WORK REQUIRED
Your task is to locate every line holding the string "headline" and to copy each of them.

[Records from a data source]
☆ ☆ ☆ ☆

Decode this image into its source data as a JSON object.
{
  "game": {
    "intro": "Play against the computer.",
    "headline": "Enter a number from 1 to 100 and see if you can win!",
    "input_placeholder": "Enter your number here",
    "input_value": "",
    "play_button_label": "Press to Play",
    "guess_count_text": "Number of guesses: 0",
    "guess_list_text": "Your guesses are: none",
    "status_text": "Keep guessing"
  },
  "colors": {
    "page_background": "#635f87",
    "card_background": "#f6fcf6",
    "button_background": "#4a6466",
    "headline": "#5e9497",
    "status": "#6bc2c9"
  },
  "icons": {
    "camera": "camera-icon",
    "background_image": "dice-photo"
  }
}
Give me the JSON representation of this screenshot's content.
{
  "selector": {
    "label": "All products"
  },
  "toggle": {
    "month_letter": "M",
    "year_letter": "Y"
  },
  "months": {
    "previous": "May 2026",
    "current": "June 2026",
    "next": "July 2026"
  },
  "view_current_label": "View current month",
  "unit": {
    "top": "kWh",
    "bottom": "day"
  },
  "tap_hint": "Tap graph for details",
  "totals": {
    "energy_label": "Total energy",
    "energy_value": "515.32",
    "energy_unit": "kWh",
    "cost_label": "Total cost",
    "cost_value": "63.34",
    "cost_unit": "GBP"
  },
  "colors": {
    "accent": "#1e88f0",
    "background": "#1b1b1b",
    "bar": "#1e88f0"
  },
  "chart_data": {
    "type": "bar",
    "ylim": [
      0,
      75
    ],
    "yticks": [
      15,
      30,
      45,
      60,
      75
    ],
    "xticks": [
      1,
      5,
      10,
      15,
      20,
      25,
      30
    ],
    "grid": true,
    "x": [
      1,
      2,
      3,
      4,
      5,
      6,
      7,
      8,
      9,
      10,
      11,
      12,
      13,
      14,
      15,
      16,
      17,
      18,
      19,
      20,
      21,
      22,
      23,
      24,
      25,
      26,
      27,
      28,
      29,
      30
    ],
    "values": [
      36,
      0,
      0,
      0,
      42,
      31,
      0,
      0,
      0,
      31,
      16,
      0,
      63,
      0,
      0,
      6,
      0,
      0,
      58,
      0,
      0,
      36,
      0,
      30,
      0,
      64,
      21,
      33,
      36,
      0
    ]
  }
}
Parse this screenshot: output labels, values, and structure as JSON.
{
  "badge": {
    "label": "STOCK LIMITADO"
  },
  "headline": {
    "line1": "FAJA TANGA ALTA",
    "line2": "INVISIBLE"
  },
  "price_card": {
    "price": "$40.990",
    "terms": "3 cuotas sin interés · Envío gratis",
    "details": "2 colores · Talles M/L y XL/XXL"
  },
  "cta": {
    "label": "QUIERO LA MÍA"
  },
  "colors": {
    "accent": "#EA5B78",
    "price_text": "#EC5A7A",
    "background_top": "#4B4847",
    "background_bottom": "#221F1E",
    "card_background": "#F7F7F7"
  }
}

☆ ☆ ☆ ☆

ANSWER TO THE PROBLEM
    "headline": "Enter a number from 1 to 100 and see if you can win!",
    "headline": "#5e9497",
  "headline": {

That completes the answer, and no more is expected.